─── MATERIALS PROVIDED ───

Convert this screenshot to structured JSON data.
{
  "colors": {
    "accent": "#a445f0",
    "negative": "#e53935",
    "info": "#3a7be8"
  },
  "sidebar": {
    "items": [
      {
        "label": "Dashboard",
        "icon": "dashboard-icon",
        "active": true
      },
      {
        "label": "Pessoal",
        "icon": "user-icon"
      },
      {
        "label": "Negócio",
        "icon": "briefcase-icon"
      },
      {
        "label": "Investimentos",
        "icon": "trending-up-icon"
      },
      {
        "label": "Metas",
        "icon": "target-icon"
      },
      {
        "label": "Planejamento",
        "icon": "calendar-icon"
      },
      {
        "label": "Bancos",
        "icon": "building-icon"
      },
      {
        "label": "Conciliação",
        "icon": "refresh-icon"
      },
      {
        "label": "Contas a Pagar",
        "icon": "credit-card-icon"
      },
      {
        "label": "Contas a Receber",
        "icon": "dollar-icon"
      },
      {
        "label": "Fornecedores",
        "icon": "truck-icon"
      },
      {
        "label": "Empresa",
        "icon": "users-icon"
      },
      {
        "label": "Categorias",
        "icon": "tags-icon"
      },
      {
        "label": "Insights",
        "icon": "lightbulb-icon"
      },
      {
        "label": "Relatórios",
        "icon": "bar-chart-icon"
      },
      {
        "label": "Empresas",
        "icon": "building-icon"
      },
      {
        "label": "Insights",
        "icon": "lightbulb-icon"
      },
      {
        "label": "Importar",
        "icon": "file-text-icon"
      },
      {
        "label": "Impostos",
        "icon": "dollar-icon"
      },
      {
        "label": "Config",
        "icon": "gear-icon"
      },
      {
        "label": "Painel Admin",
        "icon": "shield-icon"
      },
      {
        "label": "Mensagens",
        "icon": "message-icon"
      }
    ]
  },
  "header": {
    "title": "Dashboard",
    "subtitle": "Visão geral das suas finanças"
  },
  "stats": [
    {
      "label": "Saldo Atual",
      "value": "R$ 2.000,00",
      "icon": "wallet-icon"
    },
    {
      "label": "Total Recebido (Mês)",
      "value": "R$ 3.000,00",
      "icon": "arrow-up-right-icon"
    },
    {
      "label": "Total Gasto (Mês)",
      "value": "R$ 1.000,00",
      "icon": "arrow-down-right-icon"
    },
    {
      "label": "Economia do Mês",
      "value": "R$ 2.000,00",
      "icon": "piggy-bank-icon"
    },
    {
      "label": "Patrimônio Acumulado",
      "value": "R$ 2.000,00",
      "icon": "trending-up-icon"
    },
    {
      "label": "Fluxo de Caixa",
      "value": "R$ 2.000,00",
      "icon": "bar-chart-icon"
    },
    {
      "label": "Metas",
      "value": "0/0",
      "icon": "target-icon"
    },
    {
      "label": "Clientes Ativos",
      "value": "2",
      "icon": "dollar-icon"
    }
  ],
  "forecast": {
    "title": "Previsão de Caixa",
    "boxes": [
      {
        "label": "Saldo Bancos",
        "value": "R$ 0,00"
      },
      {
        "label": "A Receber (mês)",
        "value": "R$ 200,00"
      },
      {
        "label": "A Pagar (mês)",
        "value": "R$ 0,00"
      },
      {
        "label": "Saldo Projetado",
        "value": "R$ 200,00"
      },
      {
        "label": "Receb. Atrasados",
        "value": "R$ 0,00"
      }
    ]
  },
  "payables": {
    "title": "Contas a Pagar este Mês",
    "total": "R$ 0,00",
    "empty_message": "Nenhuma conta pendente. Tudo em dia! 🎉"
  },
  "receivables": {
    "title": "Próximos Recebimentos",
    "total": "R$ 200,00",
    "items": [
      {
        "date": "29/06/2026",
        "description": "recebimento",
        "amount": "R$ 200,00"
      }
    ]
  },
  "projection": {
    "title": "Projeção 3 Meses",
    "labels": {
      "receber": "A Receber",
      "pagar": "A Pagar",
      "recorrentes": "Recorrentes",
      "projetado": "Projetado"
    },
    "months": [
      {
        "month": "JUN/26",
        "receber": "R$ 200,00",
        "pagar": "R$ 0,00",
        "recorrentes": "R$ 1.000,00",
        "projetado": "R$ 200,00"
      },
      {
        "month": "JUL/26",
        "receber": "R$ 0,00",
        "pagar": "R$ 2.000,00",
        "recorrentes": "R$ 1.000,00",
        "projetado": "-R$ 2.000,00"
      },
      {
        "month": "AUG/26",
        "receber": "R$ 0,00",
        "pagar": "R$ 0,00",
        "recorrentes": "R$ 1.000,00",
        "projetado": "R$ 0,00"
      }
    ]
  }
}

───

The records above are to be copied in full, exactly as written.

Convert this screenshot to structured JSON data.
{
  "colors": {
    "accent": "#a445f0",
    "negative": "#e53935",
    "info": "#3a7be8"
  },
  "sidebar": {
    "items": [
      {
        "label": "Dashboard",
        "icon": "dashboard-icon",
        "active": true
      },
      {
        "label": "Pessoal",
        "icon": "user-icon"
      },
      {
        "label": "Negócio",
        "icon": "briefcase-icon"
      },
      {
        "label": "Investimentos",
        "icon": "trending-up-icon"
      },
      {
        "label": "Metas",
        "icon": "target-icon"
      },
      {
        "label": "Planejamento",
        "icon": "calendar-icon"
      },
      {
        "label": "Bancos",
        "icon": "building-icon"
      },
      {
        "label": "Conciliação",
        "icon": "refresh-icon"
      },
      {
        "label": "Contas a Pagar",
        "icon": "credit-card-icon"
      },
      {
        "label": "Contas a Receber",
        "icon": "dollar-icon"
      },
      {
        "label": "Fornecedores",
        "icon": "truck-icon"
      },
      {
        "label": "Empresa",
        "icon": "users-icon"
      },
      {
        "label": "Categorias",
        "icon": "tags-icon"
      },
      {
        "label": "Insights",
        "icon": "lightbulb-icon"
      },
      {
        "label": "Relatórios",
        "icon": "bar-chart-icon"
      },
      {
        "label": "Empresas",
        "icon": "building-icon"
      },
      {
        "label": "Insights",
        "icon": "lightbulb-icon"
      },
      {
        "label": "Importar",
        "icon": "file-text-icon"
      },
      {
        "label": "Impostos",
        "icon": "dollar-icon"
      },
      {
        "label": "Config",
        "icon": "gear-icon"
      },
      {
        "label": "Painel Admin",
        "icon": "shield-icon"
      },
      {
        "label": "Mensagens",
        "icon": "message-icon"
      }
    ]
  },
  "header": {
    "title": "Dashboard",
    "subtitle": "Visão geral das suas finanças"
  },
  "stats": [
    {
      "label": "Saldo Atual",
      "value": "R$ 2.000,00",
      "icon": "wallet-icon"
    },
    {
      "label": "Total Recebido (Mês)",
      "value": "R$ 3.000,00",
      "icon": "arrow-up-right-icon"
    },
    {
      "label": "Total Gasto (Mês)",
      "value": "R$ 1.000,00",
      "icon": "arrow-down-right-icon"
    },
    {
      "label": "Economia do Mês",
      "value": "R$ 2.000,00",
      "icon": "piggy-bank-icon"
    },
    {
      "label": "Patrimônio Acumulado",
      "value": "R$ 2.000,00",
      "icon": "trending-up-icon"
    },
    {
      "label": "Fluxo de Caixa",
      "value": "R$ 2.000,00",
      "icon": "bar-chart-icon"
    },
    {
      "label": "Metas",
      "value": "0/0",
      "icon": "target-icon"
    },
    {
      "label": "Clientes Ativos",
      "value": "2",
      "icon": "dollar-icon"
    }
  ],
  "forecast": {
    "title": "Previsão de Caixa",
    "boxes": [
      {
        "label": "Saldo Bancos",
        "value": "R$ 0,00"
      },
      {
        "label": "A Receber (mês)",
        "value": "R$ 200,00"
      },
      {
        "label": "A Pagar (mês)",
        "value": "R$ 0,00"
      },
      {
        "label": "Saldo Projetado",
        "value": "R$ 200,00"
      },
      {
        "label": "Receb. Atrasados",
        "value": "R$ 0,00"
      }
    ]
  },
  "payables": {
    "title": "Contas a Pagar este Mês",
    "total": "R$ 0,00",
    "empty_message": "Nenhuma conta pendente. Tudo em dia! 🎉"
  },
  "receivables": {
    "title": "Próximos Recebimentos",
    "total": "R$ 200,00",
    "items": [
      {
        "date": "29/06/2026",
        "description": "recebimento",
        "amount": "R$ 200,00"
      }
    ]
  },
  "projection": {
    "title": "Projeção 3 Meses",
    "labels": {
      "receber": "A Receber",
      "pagar": "A Pagar",
      "recorrentes": "Recorrentes",
      "projetado": "Projetado"
    },
    "months": [
      {
        "month": "JUN/26",
        "receber": "R$ 200,00",
        "pagar": "R$ 0,00",
        "recorrentes": "R$ 1.000,00",
        "projetado": "R$ 200,00"
      },
      {
        "month": "JUL/26",
        "receber": "R$ 0,00",
        "pagar": "R$ 2.000,00",
        "recorrentes": "R$ 1.000,00",
        "projetado": "-R$ 2.000,00"
      },
      {
        "month": "AUG/26",
        "receber": "R$ 0,00",
        "pagar": "R$ 0,00",
        "recorrentes": "R$ 1.000,00",
        "projetado": "R$ 0,00"
      }
    ]
  }
}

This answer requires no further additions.